• **DESCRIPTION OF THE TASK**
Quote each record exactly, please, leaving none out.

[Stored entries]
────────

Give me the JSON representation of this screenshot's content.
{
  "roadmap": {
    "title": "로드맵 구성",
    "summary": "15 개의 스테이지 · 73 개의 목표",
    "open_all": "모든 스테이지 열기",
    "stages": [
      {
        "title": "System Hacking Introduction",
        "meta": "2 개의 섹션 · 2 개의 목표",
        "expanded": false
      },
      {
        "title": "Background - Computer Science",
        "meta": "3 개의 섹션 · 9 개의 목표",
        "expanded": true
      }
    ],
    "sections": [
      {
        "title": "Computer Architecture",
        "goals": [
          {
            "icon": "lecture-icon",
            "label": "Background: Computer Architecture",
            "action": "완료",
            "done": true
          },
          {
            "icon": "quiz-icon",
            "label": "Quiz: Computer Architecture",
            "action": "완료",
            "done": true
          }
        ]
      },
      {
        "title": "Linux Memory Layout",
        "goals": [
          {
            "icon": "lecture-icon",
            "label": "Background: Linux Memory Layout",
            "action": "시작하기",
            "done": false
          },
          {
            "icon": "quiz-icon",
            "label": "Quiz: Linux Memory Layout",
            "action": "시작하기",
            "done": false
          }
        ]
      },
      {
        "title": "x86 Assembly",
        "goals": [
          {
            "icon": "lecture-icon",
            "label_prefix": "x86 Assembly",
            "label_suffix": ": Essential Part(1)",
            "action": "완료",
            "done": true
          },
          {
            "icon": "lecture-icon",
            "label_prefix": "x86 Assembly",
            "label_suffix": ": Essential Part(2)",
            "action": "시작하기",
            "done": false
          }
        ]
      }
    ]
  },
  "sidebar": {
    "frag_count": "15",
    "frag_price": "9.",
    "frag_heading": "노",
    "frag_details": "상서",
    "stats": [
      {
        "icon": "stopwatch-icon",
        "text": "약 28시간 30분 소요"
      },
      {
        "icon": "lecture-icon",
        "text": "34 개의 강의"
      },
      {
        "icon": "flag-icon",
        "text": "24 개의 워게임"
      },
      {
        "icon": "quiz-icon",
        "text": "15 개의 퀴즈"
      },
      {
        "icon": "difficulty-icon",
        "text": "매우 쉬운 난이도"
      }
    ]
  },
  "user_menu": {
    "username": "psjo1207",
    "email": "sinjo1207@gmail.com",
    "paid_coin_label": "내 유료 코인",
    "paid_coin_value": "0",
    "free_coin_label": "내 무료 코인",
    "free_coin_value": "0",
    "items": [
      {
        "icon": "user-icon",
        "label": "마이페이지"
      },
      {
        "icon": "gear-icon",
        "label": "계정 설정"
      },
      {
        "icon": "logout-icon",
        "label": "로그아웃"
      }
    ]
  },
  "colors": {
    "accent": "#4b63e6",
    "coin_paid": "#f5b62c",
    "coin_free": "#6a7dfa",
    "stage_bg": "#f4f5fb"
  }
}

────────

• **RIGHT ANSWER**
Give me the JSON representation of this screenshot's content.
{
  "roadmap": {
    "title": "로드맵 구성",
    "summary": "15 개의 스테이지 · 73 개의 목표",
    "open_all": "모든 스테이지 열기",
    "stages": [
      {
        "title": "System Hacking Introduction",
        "meta": "2 개의 섹션 · 2 개의 목표",
        "expanded": false
      },
      {
        "title": "Background - Computer Science",
        "meta": "3 개의 섹션 · 9 개의 목표",
        "expanded": true
      }
    ],
    "sections": [
      {
        "title": "Computer Architecture",
        "goals": [
          {
            "icon": "lecture-icon",
            "label": "Background: Computer Architecture",
            "action": "완료",
            "done": true
          },
          {
            "icon": "quiz-icon",
            "label": "Quiz: Computer Architecture",
            "action": "완료",
            "done": true
          }
        ]
      },
      {
        "title": "Linux Memory Layout",
        "goals": [
          {
            "icon": "lecture-icon",
            "label": "Background: Linux Memory Layout",
            "action": "시작하기",
            "done": false
          },
          {
            "icon": "quiz-icon",
            "label": "Quiz: Linux Memory Layout",
            "action": "시작하기",
            "done": false
          }
        ]
      },
      {
        "title": "x86 Assembly",
        "goals": [
          {
            "icon": "lecture-icon",
            "label_prefix": "x86 Assembly",
            "label_suffix": ": Essential Part(1)",
            "action": "완료",
            "done": true
          },
          {
            "icon": "lecture-icon",
            "label_prefix": "x86 Assembly",
            "label_suffix": ": Essential Part(2)",
            "action": "시작하기",
            "done": false
          }
        ]
      }
    ]
  },
  "sidebar": {
    "frag_count": "15",
    "frag_price": "9.",
    "frag_heading": "노",
    "frag_details": "상서",
    "stats": [
      {
        "icon": "stopwatch-icon",
        "text": "약 28시간 30분 소요"
      },
      {
        "icon": "lecture-icon",
        "text": "34 개의 강의"
      },
      {
        "icon": "flag-icon",
        "text": "24 개의 워게임"
      },
      {
        "icon": "quiz-icon",
        "text": "15 개의 퀴즈"
      },
      {
        "icon": "difficulty-icon",
        "text": "매우 쉬운 난이도"
      }
    ]
  },
  "user_menu": {
    "username": "psjo1207",
    "email": "sinjo1207@gmail.com",
    "paid_coin_label": "내 유료 코인",
    "paid_coin_value": "0",
    "free_coin_label": "내 무료 코인",
    "free_coin_value": "0",
    "items": [
      {
        "icon": "user-icon",
        "label": "마이페이지"
      },
      {
        "icon": "gear-icon",
        "label": "계정 설정"
      },
      {
        "icon": "logout-icon",
        "label": "로그아웃"
      }
    ]
  },
  "colors": {
    "accent": "#4b63e6",
    "coin_paid": "#f5b62c",
    "coin_free": "#6a7dfa",
    "stage_bg": "#f4f5fb"
  }
}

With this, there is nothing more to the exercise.